THE REQUEST ▸
Transcribe the records that follow, preserving every word.

[Start of DATA RECORDS]

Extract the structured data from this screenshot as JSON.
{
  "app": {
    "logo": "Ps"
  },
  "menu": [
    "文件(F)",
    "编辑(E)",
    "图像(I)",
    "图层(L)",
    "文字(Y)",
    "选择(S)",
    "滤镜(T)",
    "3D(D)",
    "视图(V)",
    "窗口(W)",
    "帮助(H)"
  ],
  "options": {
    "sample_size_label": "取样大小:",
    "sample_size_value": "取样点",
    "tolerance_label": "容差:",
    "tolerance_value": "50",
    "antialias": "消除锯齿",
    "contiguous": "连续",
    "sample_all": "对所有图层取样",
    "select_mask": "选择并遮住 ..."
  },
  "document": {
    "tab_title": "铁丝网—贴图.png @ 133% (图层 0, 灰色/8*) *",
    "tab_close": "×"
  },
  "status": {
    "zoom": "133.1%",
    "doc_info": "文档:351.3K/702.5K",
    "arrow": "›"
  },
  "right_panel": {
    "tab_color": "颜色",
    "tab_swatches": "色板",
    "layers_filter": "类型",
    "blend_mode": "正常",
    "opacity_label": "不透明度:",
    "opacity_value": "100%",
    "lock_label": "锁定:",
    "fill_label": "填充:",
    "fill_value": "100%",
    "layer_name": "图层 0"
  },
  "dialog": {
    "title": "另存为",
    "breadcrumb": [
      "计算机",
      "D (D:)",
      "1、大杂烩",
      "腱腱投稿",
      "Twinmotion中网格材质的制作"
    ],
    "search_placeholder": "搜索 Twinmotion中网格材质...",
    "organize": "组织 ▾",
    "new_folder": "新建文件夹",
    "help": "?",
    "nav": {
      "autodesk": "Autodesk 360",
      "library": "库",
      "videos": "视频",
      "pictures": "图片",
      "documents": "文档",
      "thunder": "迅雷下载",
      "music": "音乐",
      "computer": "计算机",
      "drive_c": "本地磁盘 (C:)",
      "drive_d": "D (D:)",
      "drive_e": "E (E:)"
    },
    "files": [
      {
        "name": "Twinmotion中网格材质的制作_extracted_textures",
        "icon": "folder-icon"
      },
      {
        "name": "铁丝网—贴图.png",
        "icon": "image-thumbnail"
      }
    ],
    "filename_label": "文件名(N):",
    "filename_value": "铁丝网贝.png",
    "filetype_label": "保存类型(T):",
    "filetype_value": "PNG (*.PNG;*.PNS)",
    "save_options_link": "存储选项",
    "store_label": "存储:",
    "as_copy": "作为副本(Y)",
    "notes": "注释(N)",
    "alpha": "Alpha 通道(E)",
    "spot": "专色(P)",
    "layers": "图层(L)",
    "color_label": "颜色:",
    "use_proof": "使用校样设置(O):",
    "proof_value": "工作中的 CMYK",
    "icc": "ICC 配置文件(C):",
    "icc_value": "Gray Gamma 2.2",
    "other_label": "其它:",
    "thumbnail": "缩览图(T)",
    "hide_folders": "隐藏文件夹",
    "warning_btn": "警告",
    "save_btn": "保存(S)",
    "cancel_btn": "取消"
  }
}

[End of DATA RECORDS]

FULL ANSWER ▸
Extract the structured data from this screenshot as JSON.
{
  "app": {
    "logo": "Ps"
  },
  "menu": [
    "文件(F)",
    "编辑(E)",
    "图像(I)",
    "图层(L)",
    "文字(Y)",
    "选择(S)",
    "滤镜(T)",
    "3D(D)",
    "视图(V)",
    "窗口(W)",
    "帮助(H)"
  ],
  "options": {
    "sample_size_label": "取样大小:",
    "sample_size_value": "取样点",
    "tolerance_label": "容差:",
    "tolerance_value": "50",
    "antialias": "消除锯齿",
    "contiguous": "连续",
    "sample_all": "对所有图层取样",
    "select_mask": "选择并遮住 ..."
  },
  "document": {
    "tab_title": "铁丝网—贴图.png @ 133% (图层 0, 灰色/8*) *",
    "tab_close": "×"
  },
  "status": {
    "zoom": "133.1%",
    "doc_info": "文档:351.3K/702.5K",
    "arrow": "›"
  },
  "right_panel": {
    "tab_color": "颜色",
    "tab_swatches": "色板",
    "layers_filter": "类型",
    "blend_mode": "正常",
    "opacity_label": "不透明度:",
    "opacity_value": "100%",
    "lock_label": "锁定:",
    "fill_label": "填充:",
    "fill_value": "100%",
    "layer_name": "图层 0"
  },
  "dialog": {
    "title": "另存为",
    "breadcrumb": [
      "计算机",
      "D (D:)",
      "1、大杂烩",
      "腱腱投稿",
      "Twinmotion中网格材质的制作"
    ],
    "search_placeholder": "搜索 Twinmotion中网格材质...",
    "organize": "组织 ▾",
    "new_folder": "新建文件夹",
    "help": "?",
    "nav": {
      "autodesk": "Autodesk 360",
      "library": "库",
      "videos": "视频",
      "pictures": "图片",
      "documents": "文档",
      "thunder": "迅雷下载",
      "music": "音乐",
      "computer": "计算机",
      "drive_c": "本地磁盘 (C:)",
      "drive_d": "D (D:)",
      "drive_e": "E (E:)"
    },
    "files": [
      {
        "name": "Twinmotion中网格材质的制作_extracted_textures",
        "icon": "folder-icon"
      },
      {
        "name": "铁丝网—贴图.png",
        "icon": "image-thumbnail"
      }
    ],
    "filename_label": "文件名(N):",
    "filename_value": "铁丝网贝.png",
    "filetype_label": "保存类型(T):",
    "filetype_value": "PNG (*.PNG;*.PNS)",
    "save_options_link": "存储选项",
    "store_label": "存储:",
    "as_copy": "作为副本(Y)",
    "notes": "注释(N)",
    "alpha": "Alpha 通道(E)",
    "spot": "专色(P)",
    "layers": "图层(L)",
    "color_label": "颜色:",
    "use_proof": "使用校样设置(O):",
    "proof_value": "工作中的 CMYK",
    "icc": "ICC 配置文件(C):",
    "icc_value": "Gray Gamma 2.2",
    "other_label": "其它:",
    "thumbnail": "缩览图(T)",
    "hide_folders": "隐藏文件夹",
    "warning_btn": "警告",
    "save_btn": "保存(S)",
    "cancel_btn": "取消"
  }
}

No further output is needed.